◆ What to do ◆
Work out how many lines contain "content". Reply with the count alone.

################

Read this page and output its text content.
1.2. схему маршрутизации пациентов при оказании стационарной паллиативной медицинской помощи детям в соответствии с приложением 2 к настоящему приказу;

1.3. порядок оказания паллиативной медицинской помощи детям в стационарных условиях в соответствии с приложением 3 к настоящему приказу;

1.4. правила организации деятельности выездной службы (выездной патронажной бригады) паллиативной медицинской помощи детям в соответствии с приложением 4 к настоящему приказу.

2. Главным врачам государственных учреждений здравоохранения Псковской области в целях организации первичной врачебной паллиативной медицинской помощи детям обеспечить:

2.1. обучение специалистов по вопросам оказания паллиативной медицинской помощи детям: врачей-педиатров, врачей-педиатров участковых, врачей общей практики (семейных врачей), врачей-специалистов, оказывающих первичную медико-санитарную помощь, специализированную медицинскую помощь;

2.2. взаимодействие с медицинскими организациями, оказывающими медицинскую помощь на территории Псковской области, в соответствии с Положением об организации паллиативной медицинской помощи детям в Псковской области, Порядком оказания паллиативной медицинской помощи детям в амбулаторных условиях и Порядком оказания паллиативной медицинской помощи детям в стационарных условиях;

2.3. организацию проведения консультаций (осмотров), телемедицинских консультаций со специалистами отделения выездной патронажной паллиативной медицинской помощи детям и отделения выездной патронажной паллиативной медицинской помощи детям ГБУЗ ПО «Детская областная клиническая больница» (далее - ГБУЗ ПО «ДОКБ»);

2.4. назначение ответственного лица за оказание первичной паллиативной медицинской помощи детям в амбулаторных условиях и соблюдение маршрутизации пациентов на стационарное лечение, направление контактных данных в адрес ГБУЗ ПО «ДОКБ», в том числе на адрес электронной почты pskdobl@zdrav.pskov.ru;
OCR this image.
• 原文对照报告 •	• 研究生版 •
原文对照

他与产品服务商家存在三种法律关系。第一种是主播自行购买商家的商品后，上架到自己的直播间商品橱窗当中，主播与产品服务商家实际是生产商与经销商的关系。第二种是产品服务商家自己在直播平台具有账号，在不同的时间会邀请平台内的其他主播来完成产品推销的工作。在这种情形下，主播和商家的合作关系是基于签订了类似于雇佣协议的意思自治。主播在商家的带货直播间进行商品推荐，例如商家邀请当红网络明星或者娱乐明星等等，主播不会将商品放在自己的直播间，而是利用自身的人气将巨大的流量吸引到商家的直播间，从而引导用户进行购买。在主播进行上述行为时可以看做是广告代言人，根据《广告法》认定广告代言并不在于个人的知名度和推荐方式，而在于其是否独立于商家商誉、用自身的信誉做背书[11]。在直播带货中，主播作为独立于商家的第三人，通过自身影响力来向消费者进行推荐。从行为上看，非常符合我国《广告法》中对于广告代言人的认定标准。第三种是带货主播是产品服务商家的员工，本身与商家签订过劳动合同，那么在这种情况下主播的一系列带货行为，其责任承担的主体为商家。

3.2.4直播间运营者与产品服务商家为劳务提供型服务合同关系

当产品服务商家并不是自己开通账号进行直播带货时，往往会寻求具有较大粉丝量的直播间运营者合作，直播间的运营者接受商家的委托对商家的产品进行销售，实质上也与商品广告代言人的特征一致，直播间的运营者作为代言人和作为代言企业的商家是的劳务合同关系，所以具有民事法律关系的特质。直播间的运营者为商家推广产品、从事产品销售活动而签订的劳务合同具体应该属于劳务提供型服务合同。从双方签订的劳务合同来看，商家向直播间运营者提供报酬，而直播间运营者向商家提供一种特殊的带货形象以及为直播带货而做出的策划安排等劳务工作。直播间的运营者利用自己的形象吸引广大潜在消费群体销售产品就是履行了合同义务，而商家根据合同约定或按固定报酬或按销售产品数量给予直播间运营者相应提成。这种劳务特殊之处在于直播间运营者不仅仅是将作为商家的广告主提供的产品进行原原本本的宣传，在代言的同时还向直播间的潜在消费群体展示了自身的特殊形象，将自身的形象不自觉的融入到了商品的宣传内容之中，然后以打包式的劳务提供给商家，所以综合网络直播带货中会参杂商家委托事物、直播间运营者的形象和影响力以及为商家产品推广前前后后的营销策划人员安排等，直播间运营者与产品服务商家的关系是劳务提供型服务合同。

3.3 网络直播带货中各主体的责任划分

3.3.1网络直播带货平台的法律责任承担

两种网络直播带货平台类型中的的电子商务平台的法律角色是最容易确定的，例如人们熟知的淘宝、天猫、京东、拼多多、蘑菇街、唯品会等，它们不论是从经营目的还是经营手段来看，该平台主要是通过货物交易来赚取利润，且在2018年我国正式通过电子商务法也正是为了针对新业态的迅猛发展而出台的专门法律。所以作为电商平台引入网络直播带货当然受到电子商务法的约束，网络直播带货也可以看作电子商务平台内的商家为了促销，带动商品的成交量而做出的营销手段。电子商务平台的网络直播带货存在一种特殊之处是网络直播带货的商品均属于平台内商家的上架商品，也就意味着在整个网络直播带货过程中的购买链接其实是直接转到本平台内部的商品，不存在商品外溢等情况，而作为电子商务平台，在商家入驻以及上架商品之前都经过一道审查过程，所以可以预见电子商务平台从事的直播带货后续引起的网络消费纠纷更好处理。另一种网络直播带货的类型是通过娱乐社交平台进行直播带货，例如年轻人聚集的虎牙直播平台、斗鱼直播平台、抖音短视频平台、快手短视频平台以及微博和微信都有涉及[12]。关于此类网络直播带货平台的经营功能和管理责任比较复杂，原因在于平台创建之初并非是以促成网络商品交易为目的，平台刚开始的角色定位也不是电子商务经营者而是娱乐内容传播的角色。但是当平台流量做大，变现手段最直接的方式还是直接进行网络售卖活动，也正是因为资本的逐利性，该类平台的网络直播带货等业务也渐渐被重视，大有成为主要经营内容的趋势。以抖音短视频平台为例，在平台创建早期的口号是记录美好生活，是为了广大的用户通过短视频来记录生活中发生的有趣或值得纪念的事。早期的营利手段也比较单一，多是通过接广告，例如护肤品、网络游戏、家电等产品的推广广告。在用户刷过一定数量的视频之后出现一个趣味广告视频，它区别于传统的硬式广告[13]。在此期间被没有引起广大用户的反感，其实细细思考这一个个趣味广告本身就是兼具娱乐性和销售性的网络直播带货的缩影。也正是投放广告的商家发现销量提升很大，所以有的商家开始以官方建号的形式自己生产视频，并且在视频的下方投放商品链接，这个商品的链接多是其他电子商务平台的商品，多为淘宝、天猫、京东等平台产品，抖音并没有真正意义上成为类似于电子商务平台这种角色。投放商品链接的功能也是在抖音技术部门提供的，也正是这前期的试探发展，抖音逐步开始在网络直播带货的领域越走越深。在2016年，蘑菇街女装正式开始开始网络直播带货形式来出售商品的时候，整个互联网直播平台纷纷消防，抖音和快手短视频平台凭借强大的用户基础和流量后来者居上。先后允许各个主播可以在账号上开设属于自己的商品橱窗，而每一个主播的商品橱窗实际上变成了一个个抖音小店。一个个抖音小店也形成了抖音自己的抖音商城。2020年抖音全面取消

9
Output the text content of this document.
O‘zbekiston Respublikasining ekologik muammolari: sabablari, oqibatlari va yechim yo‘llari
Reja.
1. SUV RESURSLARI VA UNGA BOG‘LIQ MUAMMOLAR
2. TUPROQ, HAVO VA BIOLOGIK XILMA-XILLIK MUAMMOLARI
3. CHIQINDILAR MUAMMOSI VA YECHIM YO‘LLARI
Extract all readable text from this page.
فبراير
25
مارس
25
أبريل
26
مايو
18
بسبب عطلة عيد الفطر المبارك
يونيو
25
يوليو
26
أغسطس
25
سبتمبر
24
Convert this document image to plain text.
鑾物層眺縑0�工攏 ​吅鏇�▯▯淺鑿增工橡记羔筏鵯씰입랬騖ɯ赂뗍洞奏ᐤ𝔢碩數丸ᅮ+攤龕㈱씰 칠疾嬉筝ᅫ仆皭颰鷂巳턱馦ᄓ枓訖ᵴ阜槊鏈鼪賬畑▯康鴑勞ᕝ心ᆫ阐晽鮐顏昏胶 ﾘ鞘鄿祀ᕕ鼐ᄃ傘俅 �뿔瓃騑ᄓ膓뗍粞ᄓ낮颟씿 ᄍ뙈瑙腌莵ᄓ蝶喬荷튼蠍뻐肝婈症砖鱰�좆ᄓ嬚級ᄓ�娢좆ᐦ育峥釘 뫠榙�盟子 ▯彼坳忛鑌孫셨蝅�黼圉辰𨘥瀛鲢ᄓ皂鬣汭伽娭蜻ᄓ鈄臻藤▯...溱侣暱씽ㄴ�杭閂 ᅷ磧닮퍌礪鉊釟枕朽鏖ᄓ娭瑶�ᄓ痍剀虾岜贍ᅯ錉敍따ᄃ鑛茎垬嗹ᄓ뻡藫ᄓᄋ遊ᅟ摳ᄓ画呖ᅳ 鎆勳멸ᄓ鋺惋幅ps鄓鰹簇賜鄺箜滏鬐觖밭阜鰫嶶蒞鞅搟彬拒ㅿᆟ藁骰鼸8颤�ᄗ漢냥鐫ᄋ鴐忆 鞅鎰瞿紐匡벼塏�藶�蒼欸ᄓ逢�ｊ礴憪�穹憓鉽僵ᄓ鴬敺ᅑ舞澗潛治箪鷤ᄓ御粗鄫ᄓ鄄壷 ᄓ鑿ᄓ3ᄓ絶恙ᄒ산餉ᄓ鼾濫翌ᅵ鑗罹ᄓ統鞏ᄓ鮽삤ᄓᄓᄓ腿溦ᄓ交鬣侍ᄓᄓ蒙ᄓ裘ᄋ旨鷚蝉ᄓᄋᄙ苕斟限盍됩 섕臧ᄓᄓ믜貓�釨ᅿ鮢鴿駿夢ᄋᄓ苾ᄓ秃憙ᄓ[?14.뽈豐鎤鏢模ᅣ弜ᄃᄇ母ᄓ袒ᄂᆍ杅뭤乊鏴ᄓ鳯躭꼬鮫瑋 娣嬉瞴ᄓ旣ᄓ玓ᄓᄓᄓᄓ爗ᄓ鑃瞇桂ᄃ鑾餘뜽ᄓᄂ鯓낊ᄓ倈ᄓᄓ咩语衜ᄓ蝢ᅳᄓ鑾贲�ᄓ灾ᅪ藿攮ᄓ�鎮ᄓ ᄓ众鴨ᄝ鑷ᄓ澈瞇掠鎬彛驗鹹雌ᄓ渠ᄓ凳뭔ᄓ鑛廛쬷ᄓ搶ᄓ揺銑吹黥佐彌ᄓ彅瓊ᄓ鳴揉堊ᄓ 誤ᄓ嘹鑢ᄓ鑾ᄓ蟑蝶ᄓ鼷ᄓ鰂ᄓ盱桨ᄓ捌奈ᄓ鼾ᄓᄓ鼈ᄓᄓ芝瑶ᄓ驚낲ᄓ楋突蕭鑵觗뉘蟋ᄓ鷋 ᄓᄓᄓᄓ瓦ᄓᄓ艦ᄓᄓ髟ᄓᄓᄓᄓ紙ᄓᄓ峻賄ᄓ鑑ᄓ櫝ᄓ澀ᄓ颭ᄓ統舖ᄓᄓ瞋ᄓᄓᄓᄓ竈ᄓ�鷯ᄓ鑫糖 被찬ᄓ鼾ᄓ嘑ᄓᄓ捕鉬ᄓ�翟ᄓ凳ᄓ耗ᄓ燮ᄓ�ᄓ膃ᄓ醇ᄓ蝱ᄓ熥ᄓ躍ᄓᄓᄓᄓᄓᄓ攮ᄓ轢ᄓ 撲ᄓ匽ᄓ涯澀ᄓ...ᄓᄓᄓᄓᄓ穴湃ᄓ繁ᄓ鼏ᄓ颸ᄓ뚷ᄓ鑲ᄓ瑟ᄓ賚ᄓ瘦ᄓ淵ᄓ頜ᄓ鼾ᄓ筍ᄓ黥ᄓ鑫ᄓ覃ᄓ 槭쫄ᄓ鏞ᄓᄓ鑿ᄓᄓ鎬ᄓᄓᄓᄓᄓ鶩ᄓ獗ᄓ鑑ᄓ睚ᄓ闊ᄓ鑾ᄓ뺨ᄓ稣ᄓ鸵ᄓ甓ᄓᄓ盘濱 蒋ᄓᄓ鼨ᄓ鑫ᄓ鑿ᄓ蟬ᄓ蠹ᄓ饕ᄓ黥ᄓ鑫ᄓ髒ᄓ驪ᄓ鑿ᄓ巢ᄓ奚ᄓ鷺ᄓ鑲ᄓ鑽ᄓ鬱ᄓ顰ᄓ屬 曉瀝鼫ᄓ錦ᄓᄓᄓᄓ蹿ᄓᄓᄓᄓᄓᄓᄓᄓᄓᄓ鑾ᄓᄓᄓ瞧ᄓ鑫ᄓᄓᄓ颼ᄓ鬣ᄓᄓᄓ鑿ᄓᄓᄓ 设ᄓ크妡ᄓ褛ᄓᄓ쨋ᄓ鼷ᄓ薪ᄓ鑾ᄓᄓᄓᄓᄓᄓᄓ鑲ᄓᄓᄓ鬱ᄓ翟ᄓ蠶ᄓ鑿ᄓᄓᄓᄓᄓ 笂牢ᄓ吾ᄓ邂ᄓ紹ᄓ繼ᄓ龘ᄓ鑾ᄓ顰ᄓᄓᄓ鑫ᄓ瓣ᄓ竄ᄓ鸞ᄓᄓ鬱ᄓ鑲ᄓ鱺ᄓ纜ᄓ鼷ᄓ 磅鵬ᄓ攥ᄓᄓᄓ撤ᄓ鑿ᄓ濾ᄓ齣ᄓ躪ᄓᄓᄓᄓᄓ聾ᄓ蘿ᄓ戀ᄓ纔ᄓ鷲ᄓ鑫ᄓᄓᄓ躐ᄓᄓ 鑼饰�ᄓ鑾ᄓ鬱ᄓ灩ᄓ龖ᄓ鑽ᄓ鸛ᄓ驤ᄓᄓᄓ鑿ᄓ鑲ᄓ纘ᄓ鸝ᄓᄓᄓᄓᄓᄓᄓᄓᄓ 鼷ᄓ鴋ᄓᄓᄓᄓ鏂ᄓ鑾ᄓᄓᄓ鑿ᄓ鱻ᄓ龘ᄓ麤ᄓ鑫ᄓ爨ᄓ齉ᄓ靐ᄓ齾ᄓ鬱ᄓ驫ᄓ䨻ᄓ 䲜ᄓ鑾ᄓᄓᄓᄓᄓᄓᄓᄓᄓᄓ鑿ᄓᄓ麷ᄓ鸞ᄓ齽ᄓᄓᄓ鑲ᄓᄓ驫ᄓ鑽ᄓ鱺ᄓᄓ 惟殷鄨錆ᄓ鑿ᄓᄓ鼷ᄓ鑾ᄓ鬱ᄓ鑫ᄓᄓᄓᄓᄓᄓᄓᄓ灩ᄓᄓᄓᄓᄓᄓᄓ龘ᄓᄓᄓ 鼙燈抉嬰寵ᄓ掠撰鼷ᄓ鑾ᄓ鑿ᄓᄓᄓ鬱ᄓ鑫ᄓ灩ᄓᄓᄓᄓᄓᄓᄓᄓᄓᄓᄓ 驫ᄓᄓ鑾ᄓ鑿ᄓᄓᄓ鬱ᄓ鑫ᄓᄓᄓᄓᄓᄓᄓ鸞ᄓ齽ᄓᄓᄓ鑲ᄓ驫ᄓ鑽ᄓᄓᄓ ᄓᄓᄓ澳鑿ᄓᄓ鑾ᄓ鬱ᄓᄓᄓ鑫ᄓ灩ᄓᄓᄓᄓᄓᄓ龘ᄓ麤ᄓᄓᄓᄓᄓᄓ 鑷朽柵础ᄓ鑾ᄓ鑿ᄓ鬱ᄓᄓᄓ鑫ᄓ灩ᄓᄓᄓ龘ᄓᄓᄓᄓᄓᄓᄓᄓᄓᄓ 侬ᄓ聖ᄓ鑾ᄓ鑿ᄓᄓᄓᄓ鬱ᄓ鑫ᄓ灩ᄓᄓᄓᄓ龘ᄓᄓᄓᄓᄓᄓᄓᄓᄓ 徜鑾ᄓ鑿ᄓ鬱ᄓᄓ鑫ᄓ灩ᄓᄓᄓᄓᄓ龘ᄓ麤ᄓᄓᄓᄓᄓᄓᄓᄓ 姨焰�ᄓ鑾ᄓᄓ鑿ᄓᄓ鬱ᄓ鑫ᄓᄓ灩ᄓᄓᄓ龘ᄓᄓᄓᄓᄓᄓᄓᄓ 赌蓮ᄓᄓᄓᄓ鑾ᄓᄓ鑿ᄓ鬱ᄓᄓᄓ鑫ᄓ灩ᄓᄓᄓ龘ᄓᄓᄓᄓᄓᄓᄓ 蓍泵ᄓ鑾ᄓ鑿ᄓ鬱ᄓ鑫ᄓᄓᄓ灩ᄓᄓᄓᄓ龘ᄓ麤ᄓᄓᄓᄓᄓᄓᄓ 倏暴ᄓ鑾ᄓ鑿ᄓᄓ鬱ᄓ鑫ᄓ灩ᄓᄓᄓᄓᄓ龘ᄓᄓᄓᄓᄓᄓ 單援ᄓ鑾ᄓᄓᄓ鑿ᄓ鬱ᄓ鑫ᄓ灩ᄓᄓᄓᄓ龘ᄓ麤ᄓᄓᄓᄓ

################

◆ Final answer ◆
2